## Prompt A
Rewrite the passage on the Bible's move from scroll to codex, beginning at the words "READERS of the" and stopping after "on blood sacrifice.", and rename "codex" as "manuscript" each time it appears.
## Prompt B
Extend the passage on the Bible's shift from scroll to codex, continuing after its final sentence.

## Document extract
READERS of the Bible may be surprised to be told how revolutionary an event in human history the simple transition in scripture from scroll to codex (book) format could be, as the means of recording the essentials of the faith. For the codex had the power to convert paganism, and so the Roman Empire was enabled to become Christian.
This may not be the whole story, but the book format was a necessary and acceptable means to the end. “It was by the book, rather than by the sword, that the new world religions conquered.” Religious ritual, therefore, becomes focused on scriptural interpretation and patterns of reading rather than on blood sacrifice.
Modern readers may well be accustomed to the questions about canonical limits applied to the biblical texts, essentially an internal matter for Christianity. But this fascinating study takes a much wider view, examining a diversity of external issues affecting both literary materials and philosophical contents. There is an intricate relationship between religion and culture.

Stored data entries:

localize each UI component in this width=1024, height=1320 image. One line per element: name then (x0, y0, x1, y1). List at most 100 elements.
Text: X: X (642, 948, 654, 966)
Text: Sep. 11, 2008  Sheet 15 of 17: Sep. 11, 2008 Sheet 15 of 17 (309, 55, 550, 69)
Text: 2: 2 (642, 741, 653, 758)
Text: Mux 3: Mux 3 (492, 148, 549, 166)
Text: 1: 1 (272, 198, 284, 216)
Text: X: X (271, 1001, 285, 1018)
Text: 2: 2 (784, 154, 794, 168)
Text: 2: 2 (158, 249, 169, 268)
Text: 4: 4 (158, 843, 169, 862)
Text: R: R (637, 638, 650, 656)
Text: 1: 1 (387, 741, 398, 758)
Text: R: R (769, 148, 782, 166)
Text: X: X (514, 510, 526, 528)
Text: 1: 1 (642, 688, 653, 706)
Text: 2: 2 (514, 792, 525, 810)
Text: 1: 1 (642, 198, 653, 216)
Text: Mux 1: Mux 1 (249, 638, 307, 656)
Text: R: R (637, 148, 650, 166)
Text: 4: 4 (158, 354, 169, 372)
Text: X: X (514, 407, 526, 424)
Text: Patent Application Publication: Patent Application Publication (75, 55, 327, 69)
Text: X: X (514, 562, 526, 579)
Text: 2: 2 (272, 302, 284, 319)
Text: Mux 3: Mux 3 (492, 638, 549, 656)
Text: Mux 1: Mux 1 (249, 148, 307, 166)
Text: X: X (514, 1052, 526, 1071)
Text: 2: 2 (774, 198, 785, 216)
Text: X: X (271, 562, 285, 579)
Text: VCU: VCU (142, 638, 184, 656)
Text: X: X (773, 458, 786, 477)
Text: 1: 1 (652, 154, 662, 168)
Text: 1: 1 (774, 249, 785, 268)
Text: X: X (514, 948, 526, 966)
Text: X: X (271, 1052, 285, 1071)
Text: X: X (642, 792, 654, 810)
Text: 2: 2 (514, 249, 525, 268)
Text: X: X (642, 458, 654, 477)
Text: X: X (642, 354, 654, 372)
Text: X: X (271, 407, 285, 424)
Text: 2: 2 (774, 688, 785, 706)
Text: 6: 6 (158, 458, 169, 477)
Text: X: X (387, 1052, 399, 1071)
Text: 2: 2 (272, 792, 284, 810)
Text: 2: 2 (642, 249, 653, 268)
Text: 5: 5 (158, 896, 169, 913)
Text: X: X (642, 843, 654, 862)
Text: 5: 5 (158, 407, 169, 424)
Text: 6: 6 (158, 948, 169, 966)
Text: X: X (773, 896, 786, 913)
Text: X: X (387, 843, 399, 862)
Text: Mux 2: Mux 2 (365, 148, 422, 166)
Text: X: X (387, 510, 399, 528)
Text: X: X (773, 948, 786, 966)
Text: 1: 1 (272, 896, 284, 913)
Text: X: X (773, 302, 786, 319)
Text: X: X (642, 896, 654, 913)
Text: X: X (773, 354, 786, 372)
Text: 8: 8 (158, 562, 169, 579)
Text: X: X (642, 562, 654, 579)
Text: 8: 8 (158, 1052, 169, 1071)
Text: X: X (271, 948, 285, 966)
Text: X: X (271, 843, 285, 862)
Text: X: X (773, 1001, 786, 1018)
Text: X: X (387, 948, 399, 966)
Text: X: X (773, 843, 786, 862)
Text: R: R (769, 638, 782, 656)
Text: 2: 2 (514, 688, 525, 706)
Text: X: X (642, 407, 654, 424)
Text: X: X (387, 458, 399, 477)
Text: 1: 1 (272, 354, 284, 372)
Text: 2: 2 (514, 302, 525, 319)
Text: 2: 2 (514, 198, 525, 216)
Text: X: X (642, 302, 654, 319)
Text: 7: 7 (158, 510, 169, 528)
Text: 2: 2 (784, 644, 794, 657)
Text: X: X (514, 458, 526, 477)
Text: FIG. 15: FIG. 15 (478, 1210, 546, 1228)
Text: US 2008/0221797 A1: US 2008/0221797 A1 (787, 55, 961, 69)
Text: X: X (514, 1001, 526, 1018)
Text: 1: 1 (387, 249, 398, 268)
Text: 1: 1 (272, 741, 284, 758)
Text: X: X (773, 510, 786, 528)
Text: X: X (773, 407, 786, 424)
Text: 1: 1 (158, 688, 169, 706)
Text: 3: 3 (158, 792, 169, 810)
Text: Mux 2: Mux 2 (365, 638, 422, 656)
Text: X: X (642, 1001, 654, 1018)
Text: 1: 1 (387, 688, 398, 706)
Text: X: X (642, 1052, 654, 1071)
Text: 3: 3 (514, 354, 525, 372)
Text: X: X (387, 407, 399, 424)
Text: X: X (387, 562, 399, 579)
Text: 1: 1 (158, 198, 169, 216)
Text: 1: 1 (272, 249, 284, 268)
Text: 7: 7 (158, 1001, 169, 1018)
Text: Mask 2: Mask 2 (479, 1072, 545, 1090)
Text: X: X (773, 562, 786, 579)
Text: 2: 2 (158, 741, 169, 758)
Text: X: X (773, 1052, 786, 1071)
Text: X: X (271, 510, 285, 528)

## Final answer A
READERS of the Bible may be surprised to be told how revolutionary an event in human history the simple transition in scripture from scroll to manuscript (book) format could be, as the means of recording the essentials of the faith. For the manuscript had the power to convert paganism, and so the Roman Empire was enabled to become Christian.
This may not be the whole story, but the book format was a necessary and acceptable means to the end. “It was by the book, rather than by the sword, that the new world religions conquered.” Religious ritual, therefore, becomes focused on scriptural interpretation and patterns of reading rather than on blood sacrifice.

## Final answer B
A non-biblical text in Greek or Latin could be adopted selectively, as happened with Platonism, in ways that are parallel to the Christian use of the Old Testament and seen as applicable to the new faith.
This book offers a survey in nine chapters of the interactive relations between religion and culture, taking the story into late antiquity and beyond. Metaphors are used to convey the dazzling variety of stars in this universe, or “the turbulence created by the whirlpool of texts, oral traditions and behavioural patterns stemming from varied religious and cultural backgrounds in the Mediterranean and Near East”.
In terms of the literal assemblage of text, the author favours the image of the palimpsest (“a divine palimpsest” in chapter two). Among issues raised are memory, the classical concept of paideia, developments in reading practices in the monastic communities, Wisdom and the relations between East and West, and authority both scriptural and personal.
Guy Stroumsa holds emeritus professorships at the Hebrew University of Jerusalem and the University of Oxford. This present work is a sequel to The End of Sacrifice (Chicago, 2009), and the result of a sustained period of reflection and teaching in lectures and seminars. Written in Jerusalem, it shows the harsh realities of place and an inspiring depth and breadth of vision.
Dr John Court is Honorary Senior Research Fellow in Biblical Studies at the University of Kent at Canterbury.